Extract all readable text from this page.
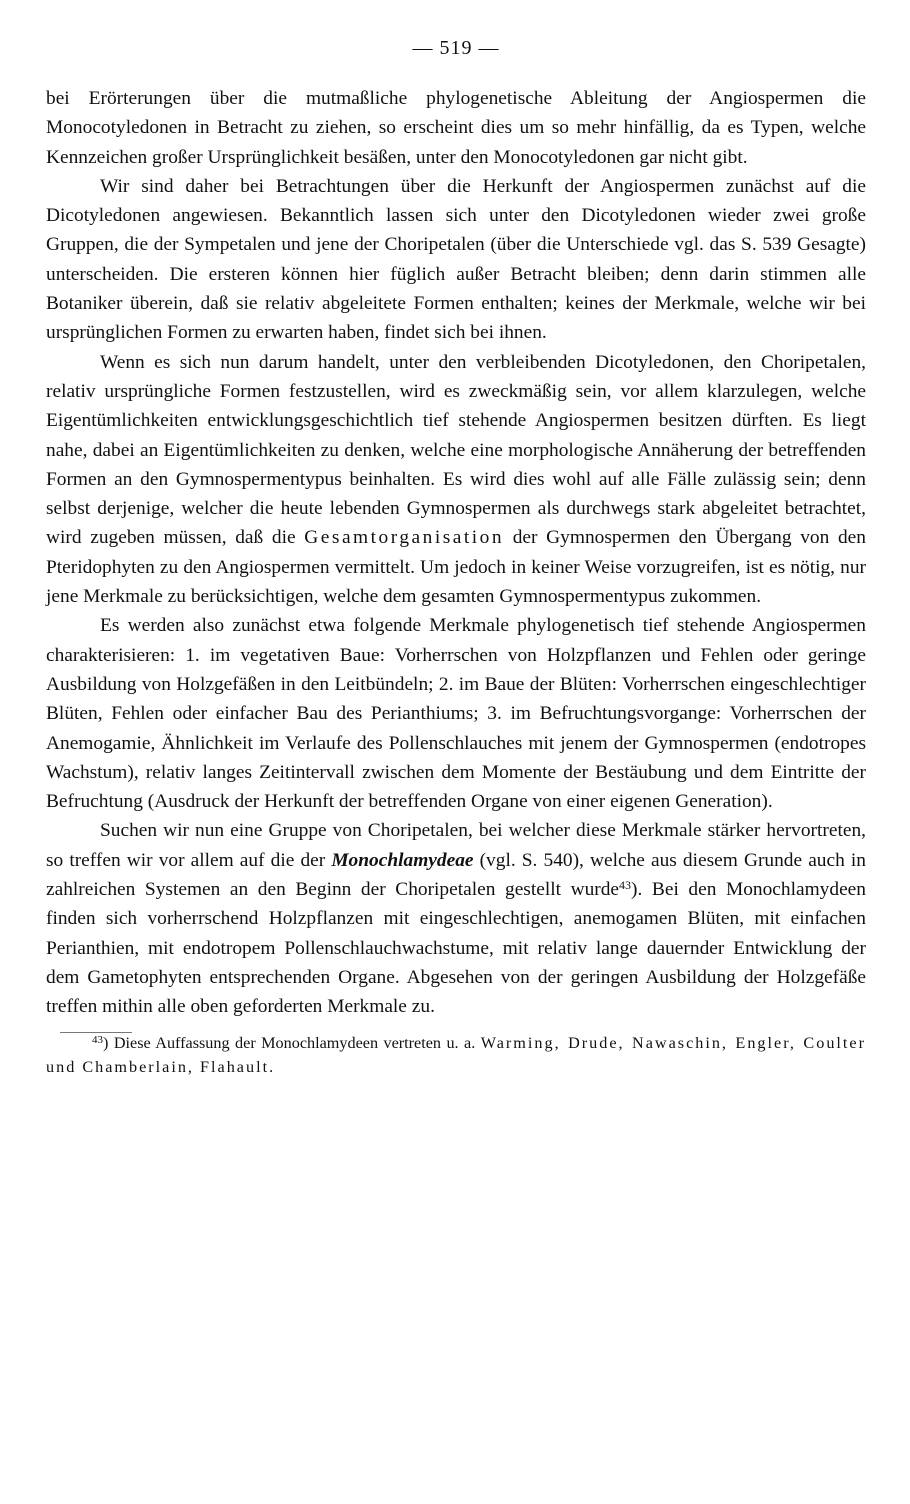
— 519 —

bei Erörterungen über die mutmaßliche phylogenetische Ableitung der Angiospermen die Monocotyledonen in Betracht zu ziehen, so erscheint dies um so mehr hinfällig, da es Typen, welche Kennzeichen großer Ursprünglichkeit besäßen, unter den Monocotyledonen gar nicht gibt.

Wir sind daher bei Betrachtungen über die Herkunft der Angiospermen zunächst auf die Dicotyledonen angewiesen. Bekanntlich lassen sich unter den Dicotyledonen wieder zwei große Gruppen, die der Sympetalen und jene der Choripetalen (über die Unterschiede vgl. das S. 539 Gesagte) unterscheiden. Die ersteren können hier füglich außer Betracht bleiben; denn darin stimmen alle Botaniker überein, daß sie relativ abgeleitete Formen enthalten; keines der Merkmale, welche wir bei ursprünglichen Formen zu erwarten haben, findet sich bei ihnen.

Wenn es sich nun darum handelt, unter den verbleibenden Dicotyledonen, den Choripetalen, relativ ursprüngliche Formen festzustellen, wird es zweckmäßig sein, vor allem klarzulegen, welche Eigentümlichkeiten entwicklungsgeschichtlich tief stehende Angiospermen besitzen dürften. Es liegt nahe, dabei an Eigentümlichkeiten zu denken, welche eine morphologische Annäherung der betreffenden Formen an den Gymnospermentypus beinhalten. Es wird dies wohl auf alle Fälle zulässig sein; denn selbst derjenige, welcher die heute lebenden Gymnospermen als durchwegs stark abgeleitet betrachtet, wird zugeben müssen, daß die Gesamtorganisation der Gymnospermen den Übergang von den Pteridophyten zu den Angiospermen vermittelt. Um jedoch in keiner Weise vorzugreifen, ist es nötig, nur jene Merkmale zu berücksichtigen, welche dem gesamten Gymnospermentypus zukommen.

Es werden also zunächst etwa folgende Merkmale phylogenetisch tief stehende Angiospermen charakterisieren: 1. im vegetativen Baue: Vorherrschen von Holzpflanzen und Fehlen oder geringe Ausbildung von Holzgefäßen in den Leitbündeln; 2. im Baue der Blüten: Vorherrschen eingeschlechtiger Blüten, Fehlen oder einfacher Bau des Perianthiums; 3. im Befruchtungsvorgange: Vorherrschen der Anemogamie, Ähnlichkeit im Verlaufe des Pollenschlauches mit jenem der Gymnospermen (endotropes Wachstum), relativ langes Zeitintervall zwischen dem Momente der Bestäubung und dem Eintritte der Befruchtung (Ausdruck der Herkunft der betreffenden Organe von einer eigenen Generation).

Suchen wir nun eine Gruppe von Choripetalen, bei welcher diese Merkmale stärker hervortreten, so treffen wir vor allem auf die der Monochlamydeae (vgl. S. 540), welche aus diesem Grunde auch in zahlreichen Systemen an den Beginn der Choripetalen gestellt wurde$^{43}$). Bei den Monochlamydeen finden sich vorherrschend Holzpflanzen mit eingeschlechtigen, anemogamen Blüten, mit einfachen Perianthien, mit endotropem Pollenschlauchwachstume, mit relativ lange dauernder Entwicklung der dem Gametophyten entsprechenden Organe. Abgesehen von der geringen Ausbildung der Holzgefäße treffen mithin alle oben geforderten Merkmale zu.

$^{43}$) Diese Auffassung der Monochlamydeen vertreten u. a. Warming, Drude, Nawaschin, Engler, Coulter und Chamberlain, Flahault.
┄┄┄┄┄┄┄┄┄┄┄┄┄┄┄┄┄┄┄┄
*To do:*
Copy whichever lines in the listing above contain the word "denn".

*Expected output:*
Wir sind daher bei Betrachtungen über die Herkunft der Angiospermen zunächst auf die Dicotyledonen angewiesen. Bekanntlich lassen sich unter den Dicotyledonen wieder zwei große Gruppen, die der Sympetalen und jene der Choripetalen (über die Unterschiede vgl. das S. 539 Gesagte) unterscheiden. Die ersteren können hier füglich außer Betracht bleiben; denn darin stimmen alle Botaniker überein, daß sie relativ abgeleitete Formen enthalten; keines der Merkmale, welche wir bei ursprünglichen Formen zu erwarten haben, findet sich bei ihnen.
Wenn es sich nun darum handelt, unter den verbleibenden Dicotyledonen, den Choripetalen, relativ ursprüngliche Formen festzustellen, wird es zweckmäßig sein, vor allem klarzulegen, welche Eigentümlichkeiten entwicklungsgeschichtlich tief stehende Angiospermen besitzen dürften. Es liegt nahe, dabei an Eigentümlichkeiten zu denken, welche eine morphologische Annäherung der betreffenden Formen an den Gymnospermentypus beinhalten. Es wird dies wohl auf alle Fälle zulässig sein; denn selbst derjenige, welcher die heute lebenden Gymnospermen als durchwegs stark abgeleitet betrachtet, wird zugeben müssen, daß die Gesamtorganisation der Gymnospermen den Übergang von den Pteridophyten zu den Angiospermen vermittelt. Um jedoch in keiner Weise vorzugreifen, ist es nötig, nur jene Merkmale zu berücksichtigen, welche dem gesamten Gymnospermentypus zukommen.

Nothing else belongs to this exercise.